» **WORK TO DO**
Collect each line holding the string "YOUR".

» **STORED DATA**
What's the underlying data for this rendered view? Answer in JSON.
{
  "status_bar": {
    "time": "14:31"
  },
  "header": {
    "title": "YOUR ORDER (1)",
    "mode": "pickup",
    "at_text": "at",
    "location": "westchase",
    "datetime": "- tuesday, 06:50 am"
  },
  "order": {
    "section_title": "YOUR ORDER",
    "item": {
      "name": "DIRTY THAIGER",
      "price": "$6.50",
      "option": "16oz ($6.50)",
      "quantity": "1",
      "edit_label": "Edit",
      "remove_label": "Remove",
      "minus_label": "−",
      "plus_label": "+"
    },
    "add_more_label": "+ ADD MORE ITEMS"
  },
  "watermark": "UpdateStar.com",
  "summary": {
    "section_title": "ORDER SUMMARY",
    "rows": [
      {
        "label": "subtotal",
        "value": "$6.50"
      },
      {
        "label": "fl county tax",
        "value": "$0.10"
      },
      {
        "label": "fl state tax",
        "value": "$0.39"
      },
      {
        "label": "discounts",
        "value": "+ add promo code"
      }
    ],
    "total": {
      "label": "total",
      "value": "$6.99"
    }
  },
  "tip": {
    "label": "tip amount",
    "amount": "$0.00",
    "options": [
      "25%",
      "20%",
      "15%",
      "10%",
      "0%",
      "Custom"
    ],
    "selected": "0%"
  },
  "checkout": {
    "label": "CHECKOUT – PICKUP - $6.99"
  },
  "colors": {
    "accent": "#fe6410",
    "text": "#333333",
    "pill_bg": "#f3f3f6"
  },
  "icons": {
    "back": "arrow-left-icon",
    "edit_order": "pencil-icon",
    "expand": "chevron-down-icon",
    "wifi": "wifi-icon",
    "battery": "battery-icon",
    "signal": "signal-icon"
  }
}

» **RESPONSE FOR THIS EXERCISE**
    "title": "YOUR ORDER (1)",
    "section_title": "YOUR ORDER",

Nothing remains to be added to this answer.